* [The records]

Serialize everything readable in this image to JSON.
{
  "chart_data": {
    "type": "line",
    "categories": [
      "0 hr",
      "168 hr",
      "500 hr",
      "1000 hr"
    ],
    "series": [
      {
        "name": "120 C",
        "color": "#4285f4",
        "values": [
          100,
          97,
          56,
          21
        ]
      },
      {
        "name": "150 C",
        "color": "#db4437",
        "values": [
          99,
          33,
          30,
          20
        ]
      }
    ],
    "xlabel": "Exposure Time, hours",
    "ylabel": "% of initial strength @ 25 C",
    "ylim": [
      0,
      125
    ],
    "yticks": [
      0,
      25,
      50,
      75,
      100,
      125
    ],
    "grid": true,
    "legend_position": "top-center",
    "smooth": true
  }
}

* [Your instructions] Above are some records; repeat all of them exactly.

* [Solution to this problem]
Serialize everything readable in this image to JSON.
{
  "chart_data": {
    "type": "line",
    "categories": [
      "0 hr",
      "168 hr",
      "500 hr",
      "1000 hr"
    ],
    "series": [
      {
        "name": "120 C",
        "color": "#4285f4",
        "values": [
          100,
          97,
          56,
          21
        ]
      },
      {
        "name": "150 C",
        "color": "#db4437",
        "values": [
          99,
          33,
          30,
          20
        ]
      }
    ],
    "xlabel": "Exposure Time, hours",
    "ylabel": "% of initial strength @ 25 C",
    "ylim": [
      0,
      125
    ],
    "yticks": [
      0,
      25,
      50,
      75,
      100,
      125
    ],
    "grid": true,
    "legend_position": "top-center",
    "smooth": true
  }
}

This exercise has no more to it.